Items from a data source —

****

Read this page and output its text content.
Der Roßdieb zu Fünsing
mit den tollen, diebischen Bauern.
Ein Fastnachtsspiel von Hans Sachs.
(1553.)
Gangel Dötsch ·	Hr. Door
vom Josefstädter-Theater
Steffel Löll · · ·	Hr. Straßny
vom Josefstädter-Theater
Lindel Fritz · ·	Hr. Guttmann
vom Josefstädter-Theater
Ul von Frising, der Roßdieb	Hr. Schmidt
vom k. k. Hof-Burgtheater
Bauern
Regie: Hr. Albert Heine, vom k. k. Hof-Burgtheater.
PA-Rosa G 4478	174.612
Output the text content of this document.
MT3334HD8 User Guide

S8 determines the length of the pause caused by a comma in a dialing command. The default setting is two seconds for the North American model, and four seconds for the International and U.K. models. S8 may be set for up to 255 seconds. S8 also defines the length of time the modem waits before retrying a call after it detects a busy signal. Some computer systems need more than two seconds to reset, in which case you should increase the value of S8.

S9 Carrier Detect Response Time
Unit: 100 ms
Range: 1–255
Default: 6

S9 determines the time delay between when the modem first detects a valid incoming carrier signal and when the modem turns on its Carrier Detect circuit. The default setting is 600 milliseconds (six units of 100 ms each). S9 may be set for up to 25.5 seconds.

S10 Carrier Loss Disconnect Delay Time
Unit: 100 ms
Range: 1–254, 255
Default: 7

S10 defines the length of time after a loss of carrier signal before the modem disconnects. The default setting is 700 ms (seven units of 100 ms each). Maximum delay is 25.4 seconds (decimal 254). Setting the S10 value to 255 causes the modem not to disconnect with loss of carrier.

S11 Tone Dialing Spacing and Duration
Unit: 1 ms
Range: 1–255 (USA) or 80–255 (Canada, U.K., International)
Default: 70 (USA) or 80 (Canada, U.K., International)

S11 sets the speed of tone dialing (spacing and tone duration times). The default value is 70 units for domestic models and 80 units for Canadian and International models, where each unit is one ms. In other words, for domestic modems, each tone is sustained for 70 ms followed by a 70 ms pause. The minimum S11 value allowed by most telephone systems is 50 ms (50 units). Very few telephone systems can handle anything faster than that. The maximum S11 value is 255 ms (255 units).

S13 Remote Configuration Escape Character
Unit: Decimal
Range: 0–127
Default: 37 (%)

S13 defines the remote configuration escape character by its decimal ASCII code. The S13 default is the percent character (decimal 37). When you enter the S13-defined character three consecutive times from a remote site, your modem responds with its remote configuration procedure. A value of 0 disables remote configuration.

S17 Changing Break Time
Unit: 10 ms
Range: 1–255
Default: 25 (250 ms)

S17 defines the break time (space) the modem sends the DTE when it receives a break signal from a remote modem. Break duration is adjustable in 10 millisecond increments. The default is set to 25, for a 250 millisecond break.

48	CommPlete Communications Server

****

Every line of the data above should be copied exactly.

Read this page and output its text content.
Der Roßdieb zu Fünsing
mit den tollen, diebischen Bauern.
Ein Fastnachtsspiel von Hans Sachs.
(1553.)
Gangel Dötsch ·	Hr. Door
vom Josefstädter-Theater
Steffel Löll · · ·	Hr. Straßny
vom Josefstädter-Theater
Lindel Fritz · ·	Hr. Guttmann
vom Josefstädter-Theater
Ul von Frising, der Roßdieb	Hr. Schmidt
vom k. k. Hof-Burgtheater
Bauern
Regie: Hr. Albert Heine, vom k. k. Hof-Burgtheater.
PA-Rosa G 4478	174.612
Output the text content of this document.
MT3334HD8 User Guide

S8 determines the length of the pause caused by a comma in a dialing command. The default setting is two seconds for the North American model, and four seconds for the International and U.K. models. S8 may be set for up to 255 seconds. S8 also defines the length of time the modem waits before retrying a call after it detects a busy signal. Some computer systems need more than two seconds to reset, in which case you should increase the value of S8.

S9 Carrier Detect Response Time
Unit: 100 ms
Range: 1–255
Default: 6

S9 determines the time delay between when the modem first detects a valid incoming carrier signal and when the modem turns on its Carrier Detect circuit. The default setting is 600 milliseconds (six units of 100 ms each). S9 may be set for up to 25.5 seconds.

S10 Carrier Loss Disconnect Delay Time
Unit: 100 ms
Range: 1–254, 255
Default: 7

S10 defines the length of time after a loss of carrier signal before the modem disconnects. The default setting is 700 ms (seven units of 100 ms each). Maximum delay is 25.4 seconds (decimal 254). Setting the S10 value to 255 causes the modem not to disconnect with loss of carrier.

S11 Tone Dialing Spacing and Duration
Unit: 1 ms
Range: 1–255 (USA) or 80–255 (Canada, U.K., International)
Default: 70 (USA) or 80 (Canada, U.K., International)

S11 sets the speed of tone dialing (spacing and tone duration times). The default value is 70 units for domestic models and 80 units for Canadian and International models, where each unit is one ms. In other words, for domestic modems, each tone is sustained for 70 ms followed by a 70 ms pause. The minimum S11 value allowed by most telephone systems is 50 ms (50 units). Very few telephone systems can handle anything faster than that. The maximum S11 value is 255 ms (255 units).

S13 Remote Configuration Escape Character
Unit: Decimal
Range: 0–127
Default: 37 (%)

S13 defines the remote configuration escape character by its decimal ASCII code. The S13 default is the percent character (decimal 37). When you enter the S13-defined character three consecutive times from a remote site, your modem responds with its remote configuration procedure. A value of 0 disables remote configuration.

S17 Changing Break Time
Unit: 10 ms
Range: 1–255
Default: 25 (250 ms)

S17 defines the break time (space) the modem sends the DTE when it receives a break signal from a remote modem. Break duration is adjustable in 10 millisecond increments. The default is set to 25, for a 250 millisecond break.

48	CommPlete Communications Server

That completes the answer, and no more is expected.